### Aufgaben
1. Schreib die Einträge unverändert ab. Fang mit der ersten Zeile der Einträge an und hör nach der Zeile auf, die „tab-second-hand[interactable]: 二手市场 <box>412“ enthält.
2. Schreib die Besprechung des Romans über die Uhrmacherin Lotti nach ihrem letzten Satz weiter.

### Ausgangstext

═══

Marie von Ebner-Eschenbach erzählt in
diesem Roman die Geschichte der Uhrmacherin Lotti. Es ist keine
genaue Zeit angegeben, aber ich vermute, die Handlung spielt sich zum
Ende des 19. Jahrhunderts ab, ungefähr zu der Zeit, als der Roman
veröffentlicht wurde.
Mit Lotti hat die Geschichte eine für
damalige Verhältnisse sehr emanzipierte Protagonistin, denn es war
nicht an der Tagesordnung, dass eine Frau so selbstverständlich
ihren Beruf ausübte. Aber Lotti ist die Tochter eines
Uhrmachermeisters und tritt in seine Fußstapfen.

═══

Einträge eines Datensatzes:
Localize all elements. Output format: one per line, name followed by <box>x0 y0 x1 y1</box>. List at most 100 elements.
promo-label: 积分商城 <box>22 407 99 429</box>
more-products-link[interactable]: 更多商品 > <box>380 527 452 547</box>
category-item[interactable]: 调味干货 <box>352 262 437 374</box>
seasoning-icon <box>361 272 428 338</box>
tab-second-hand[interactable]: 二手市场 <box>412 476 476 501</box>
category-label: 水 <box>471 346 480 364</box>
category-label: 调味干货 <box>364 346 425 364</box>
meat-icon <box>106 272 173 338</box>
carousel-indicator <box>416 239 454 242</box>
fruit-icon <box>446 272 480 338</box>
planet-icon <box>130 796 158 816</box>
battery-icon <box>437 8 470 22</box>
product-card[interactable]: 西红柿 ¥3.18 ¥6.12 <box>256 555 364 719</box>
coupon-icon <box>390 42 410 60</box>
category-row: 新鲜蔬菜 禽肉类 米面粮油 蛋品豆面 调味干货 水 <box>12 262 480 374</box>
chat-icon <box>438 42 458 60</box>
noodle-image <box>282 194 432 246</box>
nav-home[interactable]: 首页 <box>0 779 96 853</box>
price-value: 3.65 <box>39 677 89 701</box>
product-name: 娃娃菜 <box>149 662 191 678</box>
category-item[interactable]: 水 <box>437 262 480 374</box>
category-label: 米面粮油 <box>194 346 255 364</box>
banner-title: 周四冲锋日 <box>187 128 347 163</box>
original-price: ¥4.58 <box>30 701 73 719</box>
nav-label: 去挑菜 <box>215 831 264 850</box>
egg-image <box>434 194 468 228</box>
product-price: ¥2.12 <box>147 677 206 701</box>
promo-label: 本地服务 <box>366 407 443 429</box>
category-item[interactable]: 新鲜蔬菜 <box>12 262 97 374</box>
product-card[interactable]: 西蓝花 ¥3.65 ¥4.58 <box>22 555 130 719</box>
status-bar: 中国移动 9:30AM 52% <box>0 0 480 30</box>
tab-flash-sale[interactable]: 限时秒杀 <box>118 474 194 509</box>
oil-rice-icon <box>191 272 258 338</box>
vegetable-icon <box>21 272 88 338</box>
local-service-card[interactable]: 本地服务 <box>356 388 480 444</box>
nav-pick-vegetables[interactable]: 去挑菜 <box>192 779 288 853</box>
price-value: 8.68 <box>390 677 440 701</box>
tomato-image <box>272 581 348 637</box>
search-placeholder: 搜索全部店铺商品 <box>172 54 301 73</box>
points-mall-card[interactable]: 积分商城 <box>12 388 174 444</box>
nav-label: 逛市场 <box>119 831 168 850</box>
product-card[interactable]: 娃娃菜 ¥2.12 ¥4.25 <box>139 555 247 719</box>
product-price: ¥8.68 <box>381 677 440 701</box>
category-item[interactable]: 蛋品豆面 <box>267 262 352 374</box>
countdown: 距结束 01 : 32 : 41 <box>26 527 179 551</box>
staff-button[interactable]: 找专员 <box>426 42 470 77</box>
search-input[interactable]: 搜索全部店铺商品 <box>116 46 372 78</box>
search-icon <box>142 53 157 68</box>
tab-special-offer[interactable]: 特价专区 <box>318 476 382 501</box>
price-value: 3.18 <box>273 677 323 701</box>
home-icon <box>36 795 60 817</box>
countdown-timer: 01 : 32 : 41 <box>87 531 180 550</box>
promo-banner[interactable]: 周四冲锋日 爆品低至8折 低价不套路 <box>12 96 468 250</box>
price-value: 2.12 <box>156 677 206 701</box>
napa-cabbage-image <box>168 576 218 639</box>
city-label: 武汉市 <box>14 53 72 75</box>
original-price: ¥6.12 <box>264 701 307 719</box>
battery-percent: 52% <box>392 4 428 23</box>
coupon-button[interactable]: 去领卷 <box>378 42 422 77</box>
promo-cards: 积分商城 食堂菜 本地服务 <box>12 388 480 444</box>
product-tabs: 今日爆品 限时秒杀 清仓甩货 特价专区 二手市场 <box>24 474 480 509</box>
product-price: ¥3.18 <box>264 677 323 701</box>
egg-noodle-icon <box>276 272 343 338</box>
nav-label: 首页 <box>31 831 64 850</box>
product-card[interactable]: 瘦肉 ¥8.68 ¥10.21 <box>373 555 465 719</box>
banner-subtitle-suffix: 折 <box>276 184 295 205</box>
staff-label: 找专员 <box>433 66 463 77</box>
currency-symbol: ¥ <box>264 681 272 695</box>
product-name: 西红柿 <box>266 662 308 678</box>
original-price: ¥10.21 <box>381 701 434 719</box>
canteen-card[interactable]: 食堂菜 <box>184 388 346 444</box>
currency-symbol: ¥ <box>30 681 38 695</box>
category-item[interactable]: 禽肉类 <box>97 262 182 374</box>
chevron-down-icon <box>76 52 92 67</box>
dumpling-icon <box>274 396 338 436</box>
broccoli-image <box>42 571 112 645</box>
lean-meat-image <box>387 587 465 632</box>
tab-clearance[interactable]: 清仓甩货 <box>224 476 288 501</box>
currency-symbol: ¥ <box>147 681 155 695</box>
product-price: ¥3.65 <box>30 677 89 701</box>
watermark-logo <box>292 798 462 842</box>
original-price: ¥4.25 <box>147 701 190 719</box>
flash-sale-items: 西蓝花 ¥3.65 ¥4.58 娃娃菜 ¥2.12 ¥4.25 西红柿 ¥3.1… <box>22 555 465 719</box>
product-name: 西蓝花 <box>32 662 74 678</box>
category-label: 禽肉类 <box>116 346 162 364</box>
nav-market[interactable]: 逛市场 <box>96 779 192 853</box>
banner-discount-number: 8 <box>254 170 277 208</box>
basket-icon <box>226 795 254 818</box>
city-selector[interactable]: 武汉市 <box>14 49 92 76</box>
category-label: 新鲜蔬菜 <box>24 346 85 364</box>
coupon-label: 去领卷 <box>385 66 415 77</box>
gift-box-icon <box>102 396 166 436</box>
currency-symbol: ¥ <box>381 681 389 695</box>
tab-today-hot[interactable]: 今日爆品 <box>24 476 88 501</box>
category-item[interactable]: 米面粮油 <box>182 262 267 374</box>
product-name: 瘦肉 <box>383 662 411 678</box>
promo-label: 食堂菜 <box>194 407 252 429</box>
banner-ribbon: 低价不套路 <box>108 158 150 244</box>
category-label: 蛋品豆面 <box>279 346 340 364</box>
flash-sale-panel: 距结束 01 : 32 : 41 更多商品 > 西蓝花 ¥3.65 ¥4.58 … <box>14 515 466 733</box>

═══

### Lösungen
1.
Localize all elements. Output format: one per line, name followed by <box>x0 y0 x1 y1</box>. List at most 100 elements.
promo-label: 积分商城 <box>22 407 99 429</box>
more-products-link[interactable]: 更多商品 > <box>380 527 452 547</box>
category-item[interactable]: 调味干货 <box>352 262 437 374</box>
seasoning-icon <box>361 272 428 338</box>
tab-second-hand[interactable]: 二手市场 <box>412 476 476 501</box>

2.
Lotti hält sich selbst nicht für
sonderlich attraktiv, und sie wird im Roman eher als konservativer
Typ beschrieben. In der Liebe hat sie kein Glück, und so wird auch ihre
Verlobung mit dem Poeten Hermann Halwig wieder gelöst. Jahre später
begegnet sie ihrem damaligen Verlobten dann wieder. Dieser ist
inzwischen mit einer schönen Frau verheiratet, die jedoch kränkelt,
und das Ehepaar befindet sich in finanziellen Schwierigkeiten. In
selbstloser Art und Weise hilft Lotti, so dass sich für die Halwigs
alles zum Guten zu wenden scheint, aber dieser Eindruck ist nur von
kurzer Dauer. Letztendlich findet Lotti selbst doch noch ein spätes
Glück.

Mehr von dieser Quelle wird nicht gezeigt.